Extracts from a graphics dataset
%%
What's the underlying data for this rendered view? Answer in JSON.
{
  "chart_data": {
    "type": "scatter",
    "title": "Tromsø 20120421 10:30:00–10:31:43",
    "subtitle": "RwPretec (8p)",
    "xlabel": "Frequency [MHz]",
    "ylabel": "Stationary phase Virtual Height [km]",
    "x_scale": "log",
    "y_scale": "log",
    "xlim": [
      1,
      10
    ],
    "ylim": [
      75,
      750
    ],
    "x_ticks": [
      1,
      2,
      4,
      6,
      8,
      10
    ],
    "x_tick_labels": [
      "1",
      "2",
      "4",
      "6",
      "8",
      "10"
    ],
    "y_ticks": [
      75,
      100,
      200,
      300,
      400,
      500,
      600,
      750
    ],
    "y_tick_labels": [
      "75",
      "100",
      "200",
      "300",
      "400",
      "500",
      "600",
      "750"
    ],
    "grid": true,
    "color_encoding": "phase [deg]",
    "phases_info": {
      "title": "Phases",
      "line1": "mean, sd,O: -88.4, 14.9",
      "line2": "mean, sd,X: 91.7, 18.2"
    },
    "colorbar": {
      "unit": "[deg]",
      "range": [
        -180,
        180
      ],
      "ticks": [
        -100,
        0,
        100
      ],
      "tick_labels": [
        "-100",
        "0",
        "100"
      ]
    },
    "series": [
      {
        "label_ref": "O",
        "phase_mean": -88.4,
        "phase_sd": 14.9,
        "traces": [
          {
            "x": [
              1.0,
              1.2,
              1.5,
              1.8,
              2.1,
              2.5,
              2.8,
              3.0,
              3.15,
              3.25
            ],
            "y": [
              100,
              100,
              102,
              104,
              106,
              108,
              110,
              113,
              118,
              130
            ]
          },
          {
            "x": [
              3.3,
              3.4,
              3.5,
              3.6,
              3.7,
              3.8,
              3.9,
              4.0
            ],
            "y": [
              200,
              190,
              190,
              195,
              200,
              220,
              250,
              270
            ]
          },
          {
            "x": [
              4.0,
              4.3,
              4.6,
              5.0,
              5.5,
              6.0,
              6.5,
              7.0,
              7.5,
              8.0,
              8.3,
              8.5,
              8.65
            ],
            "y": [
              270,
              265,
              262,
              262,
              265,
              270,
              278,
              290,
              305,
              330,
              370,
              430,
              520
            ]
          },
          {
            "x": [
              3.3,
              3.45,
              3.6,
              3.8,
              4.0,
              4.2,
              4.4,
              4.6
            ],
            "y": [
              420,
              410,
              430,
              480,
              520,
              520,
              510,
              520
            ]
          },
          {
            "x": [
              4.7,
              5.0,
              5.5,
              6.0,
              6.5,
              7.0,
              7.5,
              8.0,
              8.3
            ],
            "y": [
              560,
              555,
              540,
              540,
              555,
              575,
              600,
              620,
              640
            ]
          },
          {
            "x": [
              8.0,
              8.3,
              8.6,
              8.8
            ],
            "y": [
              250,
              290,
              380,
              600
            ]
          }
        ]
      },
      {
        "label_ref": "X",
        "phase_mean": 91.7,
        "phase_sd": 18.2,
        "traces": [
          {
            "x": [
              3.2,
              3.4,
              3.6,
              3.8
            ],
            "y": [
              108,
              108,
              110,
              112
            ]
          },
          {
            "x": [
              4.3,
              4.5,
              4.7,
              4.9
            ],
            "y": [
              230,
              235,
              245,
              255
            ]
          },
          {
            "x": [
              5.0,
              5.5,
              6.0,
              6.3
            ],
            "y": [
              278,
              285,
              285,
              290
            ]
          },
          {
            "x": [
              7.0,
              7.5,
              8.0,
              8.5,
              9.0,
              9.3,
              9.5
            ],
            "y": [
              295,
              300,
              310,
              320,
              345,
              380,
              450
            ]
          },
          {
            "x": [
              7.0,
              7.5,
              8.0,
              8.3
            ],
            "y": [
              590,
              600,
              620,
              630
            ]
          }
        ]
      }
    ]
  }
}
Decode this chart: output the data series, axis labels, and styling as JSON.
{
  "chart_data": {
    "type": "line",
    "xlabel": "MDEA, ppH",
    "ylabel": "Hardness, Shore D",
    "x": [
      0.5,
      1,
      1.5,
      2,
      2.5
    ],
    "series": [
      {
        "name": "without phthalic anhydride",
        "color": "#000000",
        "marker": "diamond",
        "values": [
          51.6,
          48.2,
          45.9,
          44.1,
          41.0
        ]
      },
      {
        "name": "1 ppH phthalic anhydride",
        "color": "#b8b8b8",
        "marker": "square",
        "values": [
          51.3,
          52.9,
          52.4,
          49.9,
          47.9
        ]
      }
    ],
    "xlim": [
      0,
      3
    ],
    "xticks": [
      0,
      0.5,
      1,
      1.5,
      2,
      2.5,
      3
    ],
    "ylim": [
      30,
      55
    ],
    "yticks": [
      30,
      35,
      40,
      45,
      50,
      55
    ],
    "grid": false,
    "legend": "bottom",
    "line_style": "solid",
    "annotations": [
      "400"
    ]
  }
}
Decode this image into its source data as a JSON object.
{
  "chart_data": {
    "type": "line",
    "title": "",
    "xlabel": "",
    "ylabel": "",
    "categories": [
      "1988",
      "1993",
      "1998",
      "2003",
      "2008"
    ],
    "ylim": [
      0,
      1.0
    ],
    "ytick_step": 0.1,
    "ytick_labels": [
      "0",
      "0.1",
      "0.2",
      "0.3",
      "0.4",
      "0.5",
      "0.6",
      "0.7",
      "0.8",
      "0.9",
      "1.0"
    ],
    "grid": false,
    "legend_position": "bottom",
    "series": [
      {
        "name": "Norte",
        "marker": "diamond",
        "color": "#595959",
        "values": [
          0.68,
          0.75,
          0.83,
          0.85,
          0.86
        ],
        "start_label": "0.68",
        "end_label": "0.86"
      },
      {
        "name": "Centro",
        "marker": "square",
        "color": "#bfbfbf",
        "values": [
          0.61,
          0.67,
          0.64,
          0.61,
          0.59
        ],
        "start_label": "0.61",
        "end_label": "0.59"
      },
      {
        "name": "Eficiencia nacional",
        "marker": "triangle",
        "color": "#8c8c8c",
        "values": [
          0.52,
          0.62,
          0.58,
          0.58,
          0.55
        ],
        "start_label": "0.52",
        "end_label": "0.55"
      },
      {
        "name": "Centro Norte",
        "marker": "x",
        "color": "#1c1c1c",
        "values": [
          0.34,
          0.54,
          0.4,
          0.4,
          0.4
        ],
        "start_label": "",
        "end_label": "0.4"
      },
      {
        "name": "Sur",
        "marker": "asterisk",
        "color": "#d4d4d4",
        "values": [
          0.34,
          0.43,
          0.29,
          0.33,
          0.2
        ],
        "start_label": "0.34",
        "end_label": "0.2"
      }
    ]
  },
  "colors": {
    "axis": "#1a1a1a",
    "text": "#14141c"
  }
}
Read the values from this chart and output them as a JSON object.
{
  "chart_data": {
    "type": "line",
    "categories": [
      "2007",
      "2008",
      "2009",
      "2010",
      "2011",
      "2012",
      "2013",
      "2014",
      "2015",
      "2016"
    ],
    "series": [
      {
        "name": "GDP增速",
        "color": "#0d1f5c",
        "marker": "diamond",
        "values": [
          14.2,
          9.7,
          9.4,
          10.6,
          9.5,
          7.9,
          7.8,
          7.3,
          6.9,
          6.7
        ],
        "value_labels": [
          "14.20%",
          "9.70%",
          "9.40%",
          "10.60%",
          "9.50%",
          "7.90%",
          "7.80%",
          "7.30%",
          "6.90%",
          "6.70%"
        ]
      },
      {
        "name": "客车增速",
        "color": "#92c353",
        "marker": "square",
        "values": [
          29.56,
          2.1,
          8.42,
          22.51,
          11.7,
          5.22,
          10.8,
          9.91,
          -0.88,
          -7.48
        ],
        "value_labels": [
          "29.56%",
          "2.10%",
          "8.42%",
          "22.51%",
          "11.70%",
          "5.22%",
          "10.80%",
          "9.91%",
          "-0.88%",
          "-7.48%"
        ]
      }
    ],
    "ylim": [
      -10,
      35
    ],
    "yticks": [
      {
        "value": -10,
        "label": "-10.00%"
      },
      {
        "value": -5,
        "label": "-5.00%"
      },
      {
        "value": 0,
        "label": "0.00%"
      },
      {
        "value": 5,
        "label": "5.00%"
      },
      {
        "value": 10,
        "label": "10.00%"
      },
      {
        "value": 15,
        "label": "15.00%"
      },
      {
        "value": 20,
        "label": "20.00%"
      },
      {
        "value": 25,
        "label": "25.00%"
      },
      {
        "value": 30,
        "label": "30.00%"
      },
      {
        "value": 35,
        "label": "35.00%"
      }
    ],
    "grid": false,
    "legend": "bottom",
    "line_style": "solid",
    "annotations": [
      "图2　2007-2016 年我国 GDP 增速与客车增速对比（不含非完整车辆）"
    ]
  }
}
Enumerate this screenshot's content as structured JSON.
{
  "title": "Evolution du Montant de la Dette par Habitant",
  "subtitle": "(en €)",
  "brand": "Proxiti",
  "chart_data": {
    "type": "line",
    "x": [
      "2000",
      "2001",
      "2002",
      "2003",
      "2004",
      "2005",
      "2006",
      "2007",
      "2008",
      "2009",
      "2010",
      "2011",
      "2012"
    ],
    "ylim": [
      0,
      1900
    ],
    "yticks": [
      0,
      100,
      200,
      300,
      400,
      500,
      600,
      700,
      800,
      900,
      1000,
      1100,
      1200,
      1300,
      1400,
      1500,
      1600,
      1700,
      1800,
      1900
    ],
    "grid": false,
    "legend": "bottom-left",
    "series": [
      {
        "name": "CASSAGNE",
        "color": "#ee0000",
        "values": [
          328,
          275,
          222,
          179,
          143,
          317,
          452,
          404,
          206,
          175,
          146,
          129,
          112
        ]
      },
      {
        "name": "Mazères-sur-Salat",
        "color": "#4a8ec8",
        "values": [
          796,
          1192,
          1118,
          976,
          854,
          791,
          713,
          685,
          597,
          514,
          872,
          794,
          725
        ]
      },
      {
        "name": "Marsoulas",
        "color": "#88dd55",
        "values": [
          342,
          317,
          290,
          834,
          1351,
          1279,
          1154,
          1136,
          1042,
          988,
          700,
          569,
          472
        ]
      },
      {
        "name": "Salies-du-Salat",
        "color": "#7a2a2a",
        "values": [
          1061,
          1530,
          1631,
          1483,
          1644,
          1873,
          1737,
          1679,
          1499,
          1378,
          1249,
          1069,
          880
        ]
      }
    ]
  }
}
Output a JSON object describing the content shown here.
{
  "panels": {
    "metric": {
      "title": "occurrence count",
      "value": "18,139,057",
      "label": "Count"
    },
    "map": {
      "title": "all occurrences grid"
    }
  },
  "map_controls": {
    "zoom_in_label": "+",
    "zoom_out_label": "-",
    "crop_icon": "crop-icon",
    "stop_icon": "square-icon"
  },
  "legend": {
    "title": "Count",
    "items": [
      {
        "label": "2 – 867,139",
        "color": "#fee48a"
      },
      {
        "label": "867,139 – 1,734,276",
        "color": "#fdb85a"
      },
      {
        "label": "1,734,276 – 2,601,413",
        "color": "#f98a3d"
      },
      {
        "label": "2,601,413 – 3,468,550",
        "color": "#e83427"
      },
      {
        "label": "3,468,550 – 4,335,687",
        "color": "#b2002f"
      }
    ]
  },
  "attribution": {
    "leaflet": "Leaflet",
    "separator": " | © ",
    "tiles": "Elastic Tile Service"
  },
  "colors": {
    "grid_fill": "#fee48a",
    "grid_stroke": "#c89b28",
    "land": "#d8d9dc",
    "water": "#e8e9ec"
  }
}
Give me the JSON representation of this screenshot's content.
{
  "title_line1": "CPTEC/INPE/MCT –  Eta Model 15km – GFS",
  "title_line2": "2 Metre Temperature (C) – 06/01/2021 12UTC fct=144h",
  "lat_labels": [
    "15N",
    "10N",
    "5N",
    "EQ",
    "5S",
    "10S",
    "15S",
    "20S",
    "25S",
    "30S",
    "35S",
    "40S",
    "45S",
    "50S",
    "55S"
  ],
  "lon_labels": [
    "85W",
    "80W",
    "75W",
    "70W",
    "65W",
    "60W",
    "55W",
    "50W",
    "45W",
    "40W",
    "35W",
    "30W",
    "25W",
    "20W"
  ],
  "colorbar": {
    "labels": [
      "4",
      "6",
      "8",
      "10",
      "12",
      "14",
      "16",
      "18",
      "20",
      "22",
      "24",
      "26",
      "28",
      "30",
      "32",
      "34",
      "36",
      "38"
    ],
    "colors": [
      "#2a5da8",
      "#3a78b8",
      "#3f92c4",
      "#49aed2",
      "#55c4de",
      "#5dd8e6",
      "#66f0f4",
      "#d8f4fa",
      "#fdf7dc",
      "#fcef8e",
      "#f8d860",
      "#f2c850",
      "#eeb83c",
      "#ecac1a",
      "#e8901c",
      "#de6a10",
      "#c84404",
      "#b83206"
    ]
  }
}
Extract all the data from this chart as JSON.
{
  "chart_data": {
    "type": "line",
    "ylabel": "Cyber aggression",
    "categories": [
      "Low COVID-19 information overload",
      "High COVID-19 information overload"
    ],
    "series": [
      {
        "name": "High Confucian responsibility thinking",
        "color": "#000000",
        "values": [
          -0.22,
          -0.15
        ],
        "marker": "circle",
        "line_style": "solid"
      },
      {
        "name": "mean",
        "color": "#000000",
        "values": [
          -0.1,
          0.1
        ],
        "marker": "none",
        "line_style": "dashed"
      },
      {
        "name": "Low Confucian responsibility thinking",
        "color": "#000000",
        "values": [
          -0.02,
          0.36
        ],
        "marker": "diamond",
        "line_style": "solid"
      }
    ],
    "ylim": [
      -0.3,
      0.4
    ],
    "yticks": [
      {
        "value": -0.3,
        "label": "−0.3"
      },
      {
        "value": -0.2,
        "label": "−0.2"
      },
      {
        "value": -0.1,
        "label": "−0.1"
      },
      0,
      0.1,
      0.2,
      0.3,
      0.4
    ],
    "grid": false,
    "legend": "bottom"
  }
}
%%
*Given exercise*. Starting at the line that contains "Extract all the data from this chart as JSON.", output each remaining line of the listing, the last line included, exactly as it appears.

*Solution for this task*.
Extract all the data from this chart as JSON.
{
  "chart_data": {
    "type": "line",
    "ylabel": "Cyber aggression",
    "categories": [
      "Low COVID-19 information overload",
      "High COVID-19 information overload"
    ],
    "series": [
      {
        "name": "High Confucian responsibility thinking",
        "color": "#000000",
        "values": [
          -0.22,
          -0.15
        ],
        "marker": "circle",
        "line_style": "solid"
      },
      {
        "name": "mean",
        "color": "#000000",
        "values": [
          -0.1,
          0.1
        ],
        "marker": "none",
        "line_style": "dashed"
      },
      {
        "name": "Low Confucian responsibility thinking",
        "color": "#000000",
        "values": [
          -0.02,
          0.36
        ],
        "marker": "diamond",
        "line_style": "solid"
      }
    ],
    "ylim": [
      -0.3,
      0.4
    ],
    "yticks": [
      {
        "value": -0.3,
        "label": "−0.3"
      },
      {
        "value": -0.2,
        "label": "−0.2"
      },
      {
        "value": -0.1,
        "label": "−0.1"
      },
      0,
      0.1,
      0.2,
      0.3,
      0.4
    ],
    "grid": false,
    "legend": "bottom"
  }
}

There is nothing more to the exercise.